Scan the entries below and report only how many lines contain "center".
START Supplied entries
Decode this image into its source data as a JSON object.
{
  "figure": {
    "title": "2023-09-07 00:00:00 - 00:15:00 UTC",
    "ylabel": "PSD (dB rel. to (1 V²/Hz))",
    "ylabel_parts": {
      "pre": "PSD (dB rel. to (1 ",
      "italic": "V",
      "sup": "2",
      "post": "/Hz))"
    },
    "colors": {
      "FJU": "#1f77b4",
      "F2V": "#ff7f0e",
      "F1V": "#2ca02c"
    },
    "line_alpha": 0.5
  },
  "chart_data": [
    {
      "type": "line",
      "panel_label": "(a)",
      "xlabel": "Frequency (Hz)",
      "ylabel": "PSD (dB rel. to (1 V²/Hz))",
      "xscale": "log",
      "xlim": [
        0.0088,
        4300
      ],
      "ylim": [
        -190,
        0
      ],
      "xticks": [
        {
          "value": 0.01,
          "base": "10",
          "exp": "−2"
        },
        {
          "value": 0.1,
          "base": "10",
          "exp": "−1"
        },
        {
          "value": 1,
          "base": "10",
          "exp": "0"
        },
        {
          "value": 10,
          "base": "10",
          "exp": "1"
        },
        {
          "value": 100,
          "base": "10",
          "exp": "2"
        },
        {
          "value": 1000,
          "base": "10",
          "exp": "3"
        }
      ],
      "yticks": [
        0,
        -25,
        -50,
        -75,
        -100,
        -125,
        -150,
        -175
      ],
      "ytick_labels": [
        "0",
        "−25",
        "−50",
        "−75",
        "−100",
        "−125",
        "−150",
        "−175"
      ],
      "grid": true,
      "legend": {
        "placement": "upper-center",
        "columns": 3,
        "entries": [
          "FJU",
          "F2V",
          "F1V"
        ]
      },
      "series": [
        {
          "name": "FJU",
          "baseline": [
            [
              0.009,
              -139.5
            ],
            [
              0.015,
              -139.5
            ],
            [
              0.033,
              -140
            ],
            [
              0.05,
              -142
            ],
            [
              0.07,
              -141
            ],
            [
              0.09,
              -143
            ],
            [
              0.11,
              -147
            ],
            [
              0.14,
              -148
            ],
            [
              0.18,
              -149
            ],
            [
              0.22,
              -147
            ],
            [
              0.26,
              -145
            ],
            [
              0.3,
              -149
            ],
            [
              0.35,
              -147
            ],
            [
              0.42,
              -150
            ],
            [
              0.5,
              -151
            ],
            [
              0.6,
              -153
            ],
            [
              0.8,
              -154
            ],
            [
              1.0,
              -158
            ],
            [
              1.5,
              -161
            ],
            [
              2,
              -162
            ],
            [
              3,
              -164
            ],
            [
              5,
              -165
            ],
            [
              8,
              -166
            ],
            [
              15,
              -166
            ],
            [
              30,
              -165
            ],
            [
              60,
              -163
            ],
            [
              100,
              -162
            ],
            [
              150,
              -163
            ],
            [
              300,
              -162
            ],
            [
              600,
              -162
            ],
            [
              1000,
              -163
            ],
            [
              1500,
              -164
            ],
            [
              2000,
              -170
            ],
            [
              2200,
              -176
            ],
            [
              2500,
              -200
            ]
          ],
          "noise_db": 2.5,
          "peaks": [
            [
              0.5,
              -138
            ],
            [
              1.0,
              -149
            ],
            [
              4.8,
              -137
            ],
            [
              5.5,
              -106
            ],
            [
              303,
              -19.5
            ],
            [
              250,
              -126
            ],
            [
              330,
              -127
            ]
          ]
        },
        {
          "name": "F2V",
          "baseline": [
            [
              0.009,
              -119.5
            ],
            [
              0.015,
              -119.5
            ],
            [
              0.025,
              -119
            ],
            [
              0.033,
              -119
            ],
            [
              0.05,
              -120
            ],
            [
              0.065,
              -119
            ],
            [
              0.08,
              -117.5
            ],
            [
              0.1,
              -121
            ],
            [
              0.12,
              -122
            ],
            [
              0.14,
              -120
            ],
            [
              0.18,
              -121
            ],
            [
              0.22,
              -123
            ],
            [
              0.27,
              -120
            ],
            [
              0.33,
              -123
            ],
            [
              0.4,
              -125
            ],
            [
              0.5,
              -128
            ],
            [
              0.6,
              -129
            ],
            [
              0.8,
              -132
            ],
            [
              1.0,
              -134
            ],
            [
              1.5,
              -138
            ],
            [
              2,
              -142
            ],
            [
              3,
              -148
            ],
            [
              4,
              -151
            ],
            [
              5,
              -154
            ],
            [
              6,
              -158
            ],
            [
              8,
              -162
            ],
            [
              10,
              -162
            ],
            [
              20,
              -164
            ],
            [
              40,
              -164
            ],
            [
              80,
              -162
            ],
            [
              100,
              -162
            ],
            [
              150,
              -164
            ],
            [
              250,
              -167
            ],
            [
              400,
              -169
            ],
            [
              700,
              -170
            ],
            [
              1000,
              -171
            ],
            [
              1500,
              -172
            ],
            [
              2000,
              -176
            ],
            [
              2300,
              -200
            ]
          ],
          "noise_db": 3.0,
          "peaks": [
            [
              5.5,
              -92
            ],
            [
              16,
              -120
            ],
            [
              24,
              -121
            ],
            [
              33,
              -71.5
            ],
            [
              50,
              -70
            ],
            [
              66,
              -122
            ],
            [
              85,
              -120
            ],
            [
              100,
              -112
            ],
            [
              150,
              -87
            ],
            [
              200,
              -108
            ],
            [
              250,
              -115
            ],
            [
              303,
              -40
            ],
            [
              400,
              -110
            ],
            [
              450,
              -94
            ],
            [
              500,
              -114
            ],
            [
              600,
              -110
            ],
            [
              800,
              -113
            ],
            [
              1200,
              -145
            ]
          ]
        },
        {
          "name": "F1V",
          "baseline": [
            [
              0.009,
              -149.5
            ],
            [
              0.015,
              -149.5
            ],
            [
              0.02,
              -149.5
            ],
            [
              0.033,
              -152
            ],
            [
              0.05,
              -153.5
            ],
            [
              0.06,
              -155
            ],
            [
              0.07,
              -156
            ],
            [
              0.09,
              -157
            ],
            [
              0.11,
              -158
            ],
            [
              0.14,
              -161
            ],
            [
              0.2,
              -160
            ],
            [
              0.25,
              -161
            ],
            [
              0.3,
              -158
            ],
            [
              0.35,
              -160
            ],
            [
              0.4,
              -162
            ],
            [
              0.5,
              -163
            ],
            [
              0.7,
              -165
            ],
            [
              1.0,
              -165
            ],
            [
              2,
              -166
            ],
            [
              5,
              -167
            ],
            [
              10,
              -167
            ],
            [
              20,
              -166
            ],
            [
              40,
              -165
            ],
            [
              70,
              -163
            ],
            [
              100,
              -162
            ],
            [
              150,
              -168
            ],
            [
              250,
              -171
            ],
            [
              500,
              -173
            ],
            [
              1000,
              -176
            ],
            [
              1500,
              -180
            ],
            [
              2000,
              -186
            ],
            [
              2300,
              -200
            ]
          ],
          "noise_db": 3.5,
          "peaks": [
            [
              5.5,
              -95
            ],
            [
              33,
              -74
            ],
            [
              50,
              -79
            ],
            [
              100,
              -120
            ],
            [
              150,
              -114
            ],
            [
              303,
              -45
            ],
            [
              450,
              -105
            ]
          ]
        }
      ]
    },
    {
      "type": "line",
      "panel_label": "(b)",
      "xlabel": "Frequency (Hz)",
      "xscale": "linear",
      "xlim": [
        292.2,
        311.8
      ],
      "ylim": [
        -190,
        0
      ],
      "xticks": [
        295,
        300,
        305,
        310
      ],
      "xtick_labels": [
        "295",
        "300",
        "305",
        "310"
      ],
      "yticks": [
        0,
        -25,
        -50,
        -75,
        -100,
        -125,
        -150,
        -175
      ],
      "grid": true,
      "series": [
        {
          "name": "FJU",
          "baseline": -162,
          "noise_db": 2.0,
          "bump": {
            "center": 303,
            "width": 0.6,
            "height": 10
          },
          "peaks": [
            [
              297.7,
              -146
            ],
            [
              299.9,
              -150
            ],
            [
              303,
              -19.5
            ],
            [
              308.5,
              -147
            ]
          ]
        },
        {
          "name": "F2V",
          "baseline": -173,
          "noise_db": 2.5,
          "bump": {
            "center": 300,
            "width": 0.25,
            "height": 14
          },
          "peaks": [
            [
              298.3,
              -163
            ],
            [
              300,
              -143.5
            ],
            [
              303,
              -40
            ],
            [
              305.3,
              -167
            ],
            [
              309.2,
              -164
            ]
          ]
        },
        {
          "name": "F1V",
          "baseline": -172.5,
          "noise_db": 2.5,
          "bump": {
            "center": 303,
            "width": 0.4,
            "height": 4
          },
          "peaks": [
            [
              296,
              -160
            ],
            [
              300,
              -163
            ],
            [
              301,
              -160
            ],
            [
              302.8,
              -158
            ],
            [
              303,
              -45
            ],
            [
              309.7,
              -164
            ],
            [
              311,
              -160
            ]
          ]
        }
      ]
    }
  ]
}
END Supplied entries
■ Solution to this problem ■
4